Your instructions ▸ Find every line with the word "한국정신치료학회" and report how many there are, without any other text.

(Collected data)
-- start --
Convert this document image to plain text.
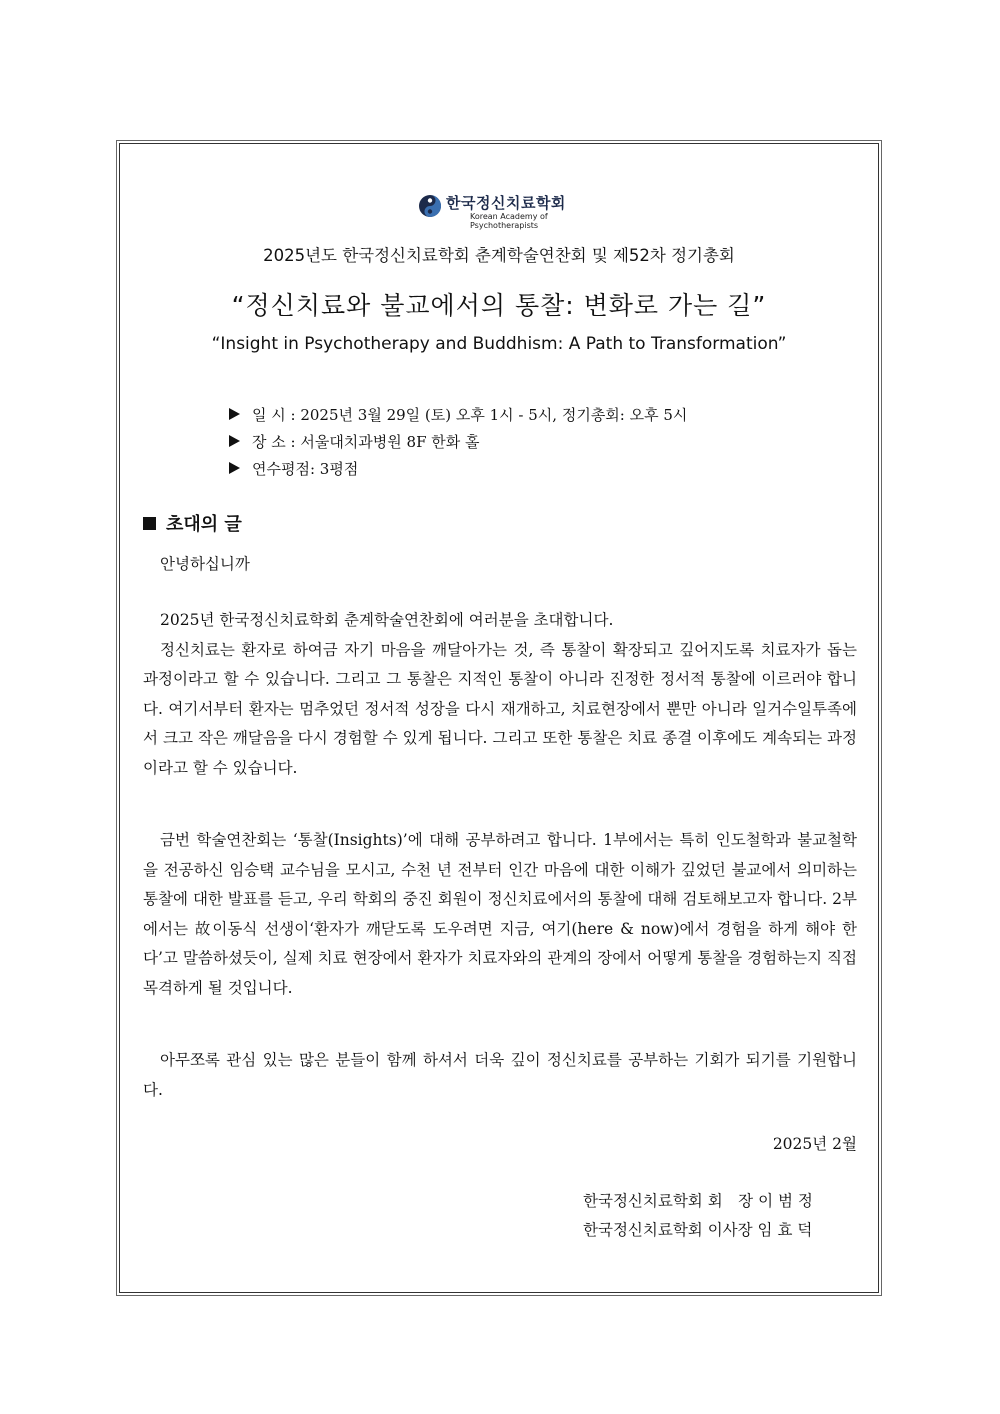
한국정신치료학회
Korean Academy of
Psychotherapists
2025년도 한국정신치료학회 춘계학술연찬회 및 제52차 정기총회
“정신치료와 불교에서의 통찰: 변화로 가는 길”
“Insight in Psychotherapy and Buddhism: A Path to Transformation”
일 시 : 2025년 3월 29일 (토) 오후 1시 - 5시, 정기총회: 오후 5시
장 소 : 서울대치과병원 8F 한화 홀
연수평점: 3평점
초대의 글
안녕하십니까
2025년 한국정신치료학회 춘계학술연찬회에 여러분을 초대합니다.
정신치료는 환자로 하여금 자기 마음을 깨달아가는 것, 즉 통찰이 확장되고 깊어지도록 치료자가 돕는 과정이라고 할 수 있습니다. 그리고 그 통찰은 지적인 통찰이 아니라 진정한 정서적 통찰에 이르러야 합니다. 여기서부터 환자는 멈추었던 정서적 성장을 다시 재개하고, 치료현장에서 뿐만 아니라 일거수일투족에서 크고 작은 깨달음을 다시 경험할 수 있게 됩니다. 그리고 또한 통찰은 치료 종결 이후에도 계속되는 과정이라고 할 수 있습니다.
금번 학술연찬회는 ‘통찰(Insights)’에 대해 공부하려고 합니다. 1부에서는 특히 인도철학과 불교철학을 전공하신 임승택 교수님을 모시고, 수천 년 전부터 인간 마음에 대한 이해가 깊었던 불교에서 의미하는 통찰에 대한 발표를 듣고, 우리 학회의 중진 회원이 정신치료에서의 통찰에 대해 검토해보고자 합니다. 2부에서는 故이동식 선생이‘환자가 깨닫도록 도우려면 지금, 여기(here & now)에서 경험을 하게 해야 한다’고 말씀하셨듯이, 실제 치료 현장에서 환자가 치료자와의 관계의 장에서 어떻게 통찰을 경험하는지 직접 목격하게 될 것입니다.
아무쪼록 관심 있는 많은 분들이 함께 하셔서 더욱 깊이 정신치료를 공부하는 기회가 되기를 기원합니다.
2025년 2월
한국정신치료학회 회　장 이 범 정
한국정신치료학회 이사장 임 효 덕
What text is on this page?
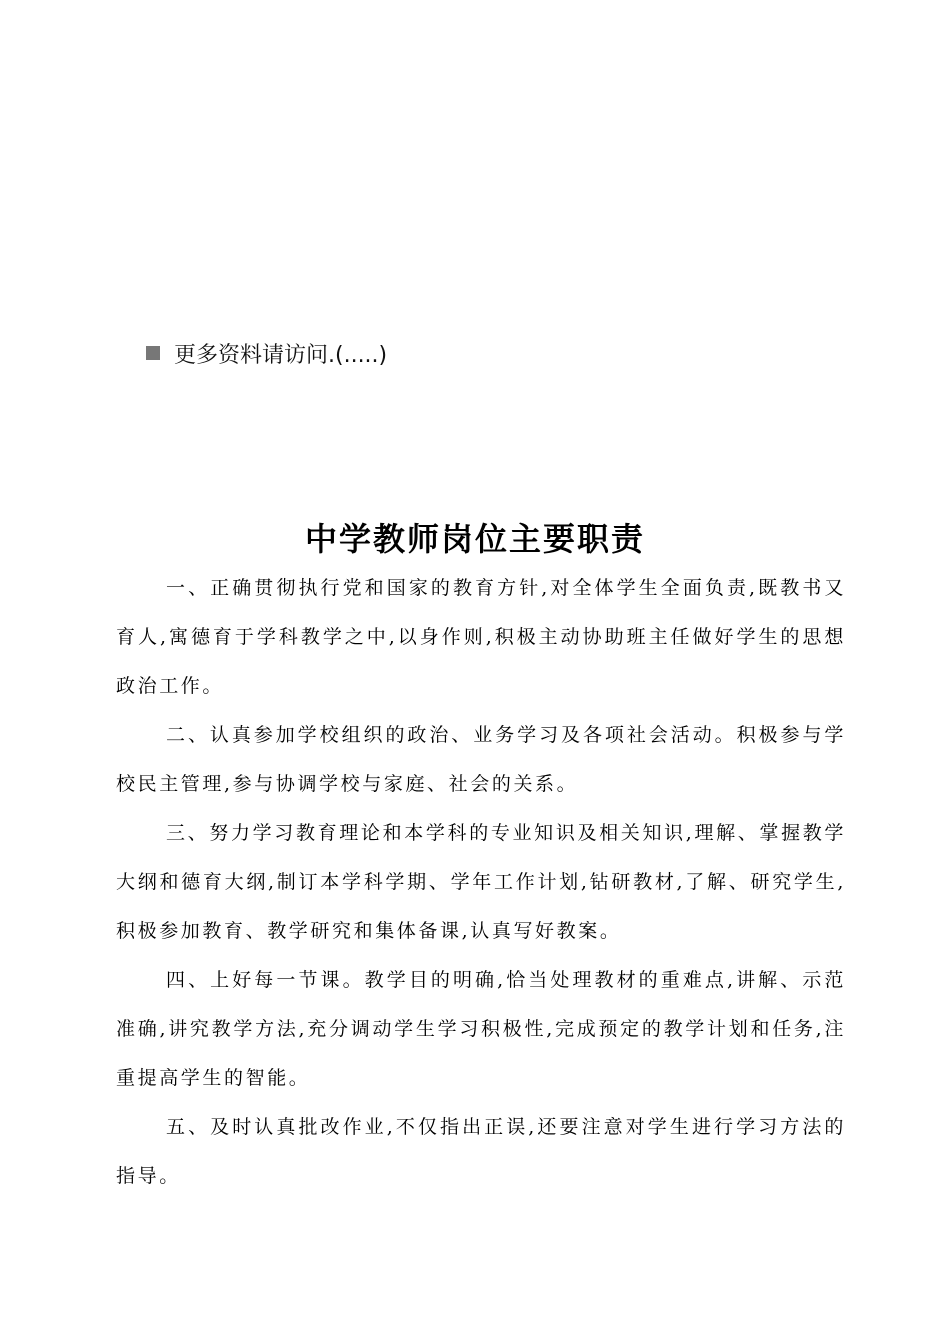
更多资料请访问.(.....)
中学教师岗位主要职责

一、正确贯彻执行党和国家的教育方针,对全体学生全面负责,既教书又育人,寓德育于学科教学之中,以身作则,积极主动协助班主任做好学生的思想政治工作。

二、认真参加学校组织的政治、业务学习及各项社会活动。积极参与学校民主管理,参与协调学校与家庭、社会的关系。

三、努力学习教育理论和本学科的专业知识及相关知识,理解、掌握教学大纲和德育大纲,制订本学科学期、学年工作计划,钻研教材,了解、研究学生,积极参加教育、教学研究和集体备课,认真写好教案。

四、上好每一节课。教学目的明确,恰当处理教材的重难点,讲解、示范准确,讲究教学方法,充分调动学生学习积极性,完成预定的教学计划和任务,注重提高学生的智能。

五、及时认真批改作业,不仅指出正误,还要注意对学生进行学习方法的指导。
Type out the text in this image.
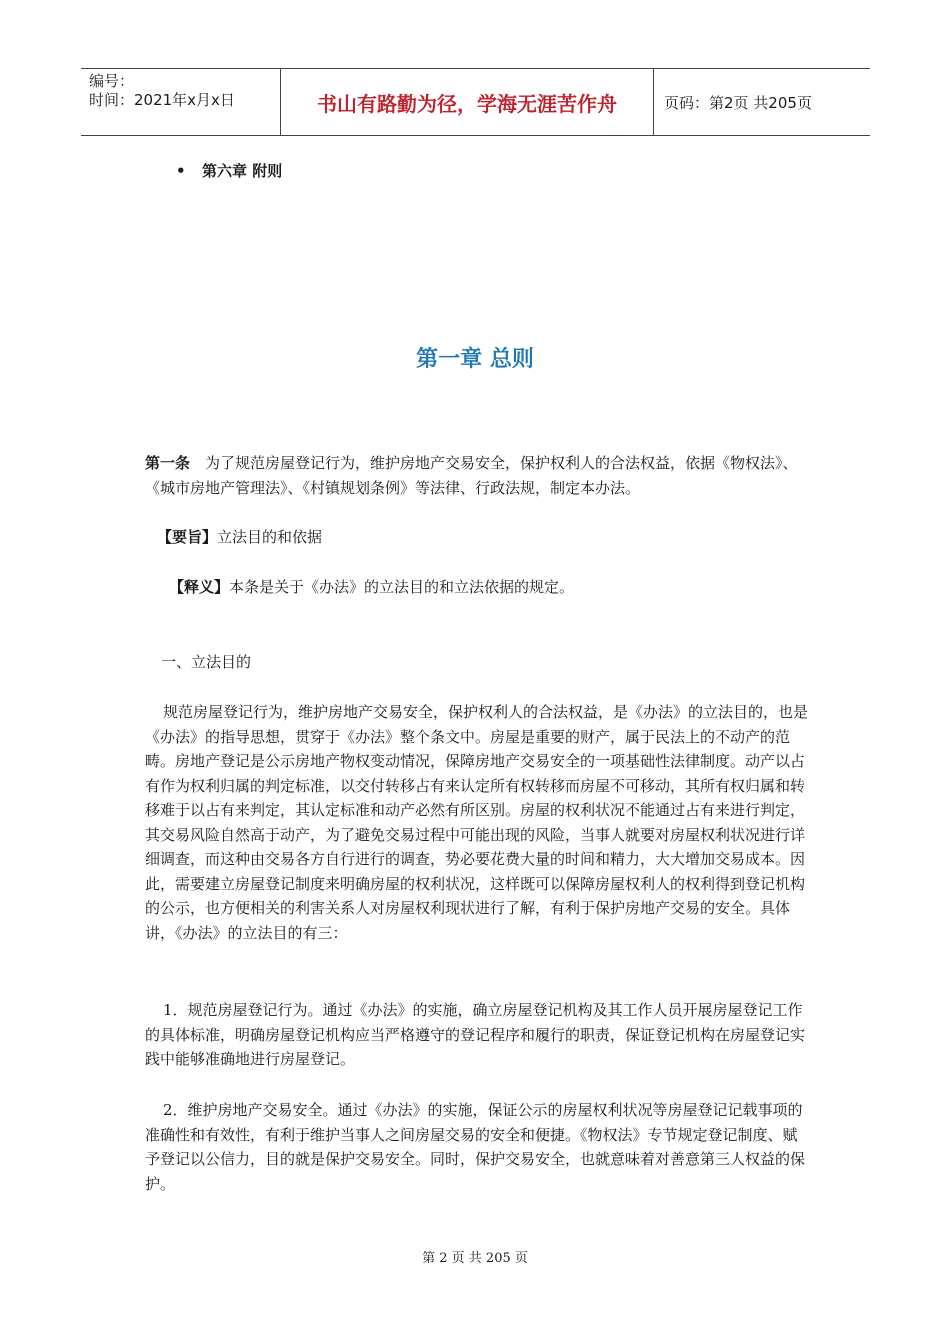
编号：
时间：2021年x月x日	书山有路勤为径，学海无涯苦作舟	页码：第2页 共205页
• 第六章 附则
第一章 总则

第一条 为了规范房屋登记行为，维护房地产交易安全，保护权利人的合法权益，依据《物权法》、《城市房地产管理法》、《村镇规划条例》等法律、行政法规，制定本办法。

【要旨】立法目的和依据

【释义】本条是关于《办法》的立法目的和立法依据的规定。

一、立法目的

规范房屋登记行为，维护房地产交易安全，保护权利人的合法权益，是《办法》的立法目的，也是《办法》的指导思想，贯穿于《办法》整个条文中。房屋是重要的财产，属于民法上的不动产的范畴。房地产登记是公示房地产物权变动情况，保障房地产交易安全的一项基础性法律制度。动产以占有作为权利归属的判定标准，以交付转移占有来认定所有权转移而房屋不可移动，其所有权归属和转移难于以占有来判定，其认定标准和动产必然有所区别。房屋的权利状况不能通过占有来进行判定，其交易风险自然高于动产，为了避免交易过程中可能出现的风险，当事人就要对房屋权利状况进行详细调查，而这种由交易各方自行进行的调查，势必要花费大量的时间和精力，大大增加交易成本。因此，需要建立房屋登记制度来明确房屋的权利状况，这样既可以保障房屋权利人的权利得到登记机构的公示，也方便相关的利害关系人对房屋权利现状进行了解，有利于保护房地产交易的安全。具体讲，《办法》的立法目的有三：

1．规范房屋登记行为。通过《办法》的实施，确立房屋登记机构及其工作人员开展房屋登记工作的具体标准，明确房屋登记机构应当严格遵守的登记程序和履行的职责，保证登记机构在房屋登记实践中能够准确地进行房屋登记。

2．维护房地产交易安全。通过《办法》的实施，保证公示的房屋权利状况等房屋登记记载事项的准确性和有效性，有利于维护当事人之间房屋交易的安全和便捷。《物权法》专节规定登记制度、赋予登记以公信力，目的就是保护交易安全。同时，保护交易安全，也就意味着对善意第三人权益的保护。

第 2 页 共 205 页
-- end --
Written answer ▸ 5